→ **AVAILABLE DATA**:
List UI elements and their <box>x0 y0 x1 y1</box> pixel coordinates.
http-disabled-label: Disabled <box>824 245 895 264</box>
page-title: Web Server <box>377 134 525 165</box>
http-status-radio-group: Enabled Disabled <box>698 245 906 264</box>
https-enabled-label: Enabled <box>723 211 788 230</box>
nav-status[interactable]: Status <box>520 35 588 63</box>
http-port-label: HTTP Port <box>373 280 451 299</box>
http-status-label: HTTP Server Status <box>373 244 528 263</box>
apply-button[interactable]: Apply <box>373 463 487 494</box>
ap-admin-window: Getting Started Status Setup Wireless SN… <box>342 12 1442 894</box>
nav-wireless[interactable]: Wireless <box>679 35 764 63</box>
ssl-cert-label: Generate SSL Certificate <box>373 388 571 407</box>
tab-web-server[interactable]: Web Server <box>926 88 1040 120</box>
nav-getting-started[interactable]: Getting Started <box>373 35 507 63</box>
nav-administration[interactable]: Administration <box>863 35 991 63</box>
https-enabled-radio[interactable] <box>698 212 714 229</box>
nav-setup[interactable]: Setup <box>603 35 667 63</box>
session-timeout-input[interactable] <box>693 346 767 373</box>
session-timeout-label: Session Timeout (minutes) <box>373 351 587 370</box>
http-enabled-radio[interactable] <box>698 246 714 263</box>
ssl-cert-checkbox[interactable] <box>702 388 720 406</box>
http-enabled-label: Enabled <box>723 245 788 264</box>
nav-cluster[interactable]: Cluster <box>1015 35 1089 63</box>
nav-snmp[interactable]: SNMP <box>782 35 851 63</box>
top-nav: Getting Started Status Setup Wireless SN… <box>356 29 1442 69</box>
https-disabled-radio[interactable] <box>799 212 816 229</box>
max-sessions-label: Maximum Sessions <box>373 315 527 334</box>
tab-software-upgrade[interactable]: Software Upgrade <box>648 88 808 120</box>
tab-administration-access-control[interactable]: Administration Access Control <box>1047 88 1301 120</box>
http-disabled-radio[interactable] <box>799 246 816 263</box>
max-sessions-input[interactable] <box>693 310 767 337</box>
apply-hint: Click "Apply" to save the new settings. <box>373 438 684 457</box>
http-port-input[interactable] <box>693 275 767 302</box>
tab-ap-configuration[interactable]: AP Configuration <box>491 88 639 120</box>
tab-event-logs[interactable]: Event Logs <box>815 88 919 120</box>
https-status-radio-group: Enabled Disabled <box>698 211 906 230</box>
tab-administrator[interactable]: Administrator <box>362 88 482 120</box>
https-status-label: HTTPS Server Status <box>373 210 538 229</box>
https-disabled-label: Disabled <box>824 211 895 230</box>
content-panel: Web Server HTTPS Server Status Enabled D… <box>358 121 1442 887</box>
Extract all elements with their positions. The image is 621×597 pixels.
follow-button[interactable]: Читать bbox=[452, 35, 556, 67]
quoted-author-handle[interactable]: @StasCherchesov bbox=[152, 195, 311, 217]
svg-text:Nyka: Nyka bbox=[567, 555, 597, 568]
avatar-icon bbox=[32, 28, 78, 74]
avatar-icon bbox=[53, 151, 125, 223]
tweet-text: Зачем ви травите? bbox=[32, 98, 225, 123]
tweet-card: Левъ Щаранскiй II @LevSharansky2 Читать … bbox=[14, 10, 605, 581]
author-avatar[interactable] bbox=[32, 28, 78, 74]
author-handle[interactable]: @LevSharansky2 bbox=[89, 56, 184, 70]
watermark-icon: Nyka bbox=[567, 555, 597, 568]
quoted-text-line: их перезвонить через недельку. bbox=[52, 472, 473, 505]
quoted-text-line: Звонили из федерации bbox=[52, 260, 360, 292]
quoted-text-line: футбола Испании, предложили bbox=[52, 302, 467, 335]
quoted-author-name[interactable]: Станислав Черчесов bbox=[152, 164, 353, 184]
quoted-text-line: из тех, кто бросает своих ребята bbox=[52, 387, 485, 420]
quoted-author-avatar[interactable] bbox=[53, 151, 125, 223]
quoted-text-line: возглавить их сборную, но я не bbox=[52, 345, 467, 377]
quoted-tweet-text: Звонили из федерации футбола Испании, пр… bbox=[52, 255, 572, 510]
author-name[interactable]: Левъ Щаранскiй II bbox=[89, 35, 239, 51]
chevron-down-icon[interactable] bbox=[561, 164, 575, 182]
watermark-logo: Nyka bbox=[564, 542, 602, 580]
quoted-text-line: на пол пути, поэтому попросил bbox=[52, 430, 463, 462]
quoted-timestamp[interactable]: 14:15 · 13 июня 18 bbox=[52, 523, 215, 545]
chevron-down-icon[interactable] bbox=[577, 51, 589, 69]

→ **EXERCISE DETAILS**: Please reproduce every one of the items above, line for line and without any changes.

→ **OUTPUT FOR THIS EXERCISE**:
List UI elements and their <box>x0 y0 x1 y1</box> pixel coordinates.
http-disabled-label: Disabled <box>824 245 895 264</box>
page-title: Web Server <box>377 134 525 165</box>
http-status-radio-group: Enabled Disabled <box>698 245 906 264</box>
https-enabled-label: Enabled <box>723 211 788 230</box>
nav-status[interactable]: Status <box>520 35 588 63</box>
http-port-label: HTTP Port <box>373 280 451 299</box>
http-status-label: HTTP Server Status <box>373 244 528 263</box>
apply-button[interactable]: Apply <box>373 463 487 494</box>
ap-admin-window: Getting Started Status Setup Wireless SN… <box>342 12 1442 894</box>
nav-wireless[interactable]: Wireless <box>679 35 764 63</box>
ssl-cert-label: Generate SSL Certificate <box>373 388 571 407</box>
tab-web-server[interactable]: Web Server <box>926 88 1040 120</box>
nav-getting-started[interactable]: Getting Started <box>373 35 507 63</box>
nav-administration[interactable]: Administration <box>863 35 991 63</box>
https-enabled-radio[interactable] <box>698 212 714 229</box>
nav-setup[interactable]: Setup <box>603 35 667 63</box>
session-timeout-input[interactable] <box>693 346 767 373</box>
session-timeout-label: Session Timeout (minutes) <box>373 351 587 370</box>
http-enabled-radio[interactable] <box>698 246 714 263</box>
ssl-cert-checkbox[interactable] <box>702 388 720 406</box>
http-enabled-label: Enabled <box>723 245 788 264</box>
nav-cluster[interactable]: Cluster <box>1015 35 1089 63</box>
nav-snmp[interactable]: SNMP <box>782 35 851 63</box>
top-nav: Getting Started Status Setup Wireless SN… <box>356 29 1442 69</box>
https-disabled-radio[interactable] <box>799 212 816 229</box>
max-sessions-label: Maximum Sessions <box>373 315 527 334</box>
tab-software-upgrade[interactable]: Software Upgrade <box>648 88 808 120</box>
tab-administration-access-control[interactable]: Administration Access Control <box>1047 88 1301 120</box>
http-disabled-radio[interactable] <box>799 246 816 263</box>
max-sessions-input[interactable] <box>693 310 767 337</box>
apply-hint: Click "Apply" to save the new settings. <box>373 438 684 457</box>
http-port-input[interactable] <box>693 275 767 302</box>
tab-ap-configuration[interactable]: AP Configuration <box>491 88 639 120</box>
tab-event-logs[interactable]: Event Logs <box>815 88 919 120</box>
https-status-radio-group: Enabled Disabled <box>698 211 906 230</box>
tab-administrator[interactable]: Administrator <box>362 88 482 120</box>
https-status-label: HTTPS Server Status <box>373 210 538 229</box>
https-disabled-label: Disabled <box>824 211 895 230</box>
content-panel: Web Server HTTPS Server Status Enabled D… <box>358 121 1442 887</box>
Extract all elements with their positions. The image is 621×597 pixels.
follow-button[interactable]: Читать bbox=[452, 35, 556, 67]
quoted-author-handle[interactable]: @StasCherchesov bbox=[152, 195, 311, 217]
svg-text:Nyka: Nyka bbox=[567, 555, 597, 568]
avatar-icon bbox=[32, 28, 78, 74]
avatar-icon bbox=[53, 151, 125, 223]
tweet-text: Зачем ви травите? bbox=[32, 98, 225, 123]
tweet-card: Левъ Щаранскiй II @LevSharansky2 Читать … bbox=[14, 10, 605, 581]
author-avatar[interactable] bbox=[32, 28, 78, 74]
author-handle[interactable]: @LevSharansky2 bbox=[89, 56, 184, 70]
watermark-icon: Nyka bbox=[567, 555, 597, 568]
quoted-text-line: их перезвонить через недельку. bbox=[52, 472, 473, 505]
quoted-text-line: Звонили из федерации bbox=[52, 260, 360, 292]
quoted-text-line: футбола Испании, предложили bbox=[52, 302, 467, 335]
quoted-author-name[interactable]: Станислав Черчесов bbox=[152, 164, 353, 184]
quoted-text-line: из тех, кто бросает своих ребята bbox=[52, 387, 485, 420]
quoted-author-avatar[interactable] bbox=[53, 151, 125, 223]
quoted-text-line: возглавить их сборную, но я не bbox=[52, 345, 467, 377]
quoted-tweet-text: Звонили из федерации футбола Испании, пр… bbox=[52, 255, 572, 510]
author-name[interactable]: Левъ Щаранскiй II bbox=[89, 35, 239, 51]
chevron-down-icon[interactable] bbox=[561, 164, 575, 182]
watermark-logo: Nyka bbox=[564, 542, 602, 580]
quoted-text-line: на пол пути, поэтому попросил bbox=[52, 430, 463, 462]
quoted-timestamp[interactable]: 14:15 · 13 июня 18 bbox=[52, 523, 215, 545]
chevron-down-icon[interactable] bbox=[577, 51, 589, 69]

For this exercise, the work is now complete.